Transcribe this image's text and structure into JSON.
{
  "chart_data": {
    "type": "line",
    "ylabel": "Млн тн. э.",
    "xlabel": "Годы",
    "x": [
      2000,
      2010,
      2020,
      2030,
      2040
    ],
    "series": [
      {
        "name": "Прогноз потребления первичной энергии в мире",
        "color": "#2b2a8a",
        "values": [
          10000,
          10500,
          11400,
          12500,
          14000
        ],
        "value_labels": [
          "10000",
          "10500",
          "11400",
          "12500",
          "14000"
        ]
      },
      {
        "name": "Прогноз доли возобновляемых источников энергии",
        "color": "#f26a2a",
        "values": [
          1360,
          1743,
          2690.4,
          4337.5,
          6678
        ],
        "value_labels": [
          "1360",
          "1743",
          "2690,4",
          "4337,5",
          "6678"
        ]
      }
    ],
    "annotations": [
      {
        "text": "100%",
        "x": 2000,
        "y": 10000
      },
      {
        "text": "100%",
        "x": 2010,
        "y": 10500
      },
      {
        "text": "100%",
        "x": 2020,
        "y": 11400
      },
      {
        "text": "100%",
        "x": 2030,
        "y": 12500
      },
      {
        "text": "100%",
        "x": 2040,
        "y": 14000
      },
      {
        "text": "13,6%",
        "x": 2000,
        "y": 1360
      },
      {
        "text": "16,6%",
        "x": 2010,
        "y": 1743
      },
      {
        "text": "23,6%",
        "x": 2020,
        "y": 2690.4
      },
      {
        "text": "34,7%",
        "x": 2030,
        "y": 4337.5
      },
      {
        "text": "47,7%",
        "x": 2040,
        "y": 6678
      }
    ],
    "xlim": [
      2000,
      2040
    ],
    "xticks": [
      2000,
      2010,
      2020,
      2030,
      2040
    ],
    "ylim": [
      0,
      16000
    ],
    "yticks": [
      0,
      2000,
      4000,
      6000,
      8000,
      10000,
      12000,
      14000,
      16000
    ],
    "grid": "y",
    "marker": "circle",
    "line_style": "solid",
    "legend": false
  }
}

## [Directions]
Write out every entry exactly as given.

## [Finished exercise]
Transcribe this image's text and structure into JSON.
{
  "chart_data": {
    "type": "line",
    "ylabel": "Млн тн. э.",
    "xlabel": "Годы",
    "x": [
      2000,
      2010,
      2020,
      2030,
      2040
    ],
    "series": [
      {
        "name": "Прогноз потребления первичной энергии в мире",
        "color": "#2b2a8a",
        "values": [
          10000,
          10500,
          11400,
          12500,
          14000
        ],
        "value_labels": [
          "10000",
          "10500",
          "11400",
          "12500",
          "14000"
        ]
      },
      {
        "name": "Прогноз доли возобновляемых источников энергии",
        "color": "#f26a2a",
        "values": [
          1360,
          1743,
          2690.4,
          4337.5,
          6678
        ],
        "value_labels": [
          "1360",
          "1743",
          "2690,4",
          "4337,5",
          "6678"
        ]
      }
    ],
    "annotations": [
      {
        "text": "100%",
        "x": 2000,
        "y": 10000
      },
      {
        "text": "100%",
        "x": 2010,
        "y": 10500
      },
      {
        "text": "100%",
        "x": 2020,
        "y": 11400
      },
      {
        "text": "100%",
        "x": 2030,
        "y": 12500
      },
      {
        "text": "100%",
        "x": 2040,
        "y": 14000
      },
      {
        "text": "13,6%",
        "x": 2000,
        "y": 1360
      },
      {
        "text": "16,6%",
        "x": 2010,
        "y": 1743
      },
      {
        "text": "23,6%",
        "x": 2020,
        "y": 2690.4
      },
      {
        "text": "34,7%",
        "x": 2030,
        "y": 4337.5
      },
      {
        "text": "47,7%",
        "x": 2040,
        "y": 6678
      }
    ],
    "xlim": [
      2000,
      2040
    ],
    "xticks": [
      2000,
      2010,
      2020,
      2030,
      2040
    ],
    "ylim": [
      0,
      16000
    ],
    "yticks": [
      0,
      2000,
      4000,
      6000,
      8000,
      10000,
      12000,
      14000,
      16000
    ],
    "grid": "y",
    "marker": "circle",
    "line_style": "solid",
    "legend": false
  }
}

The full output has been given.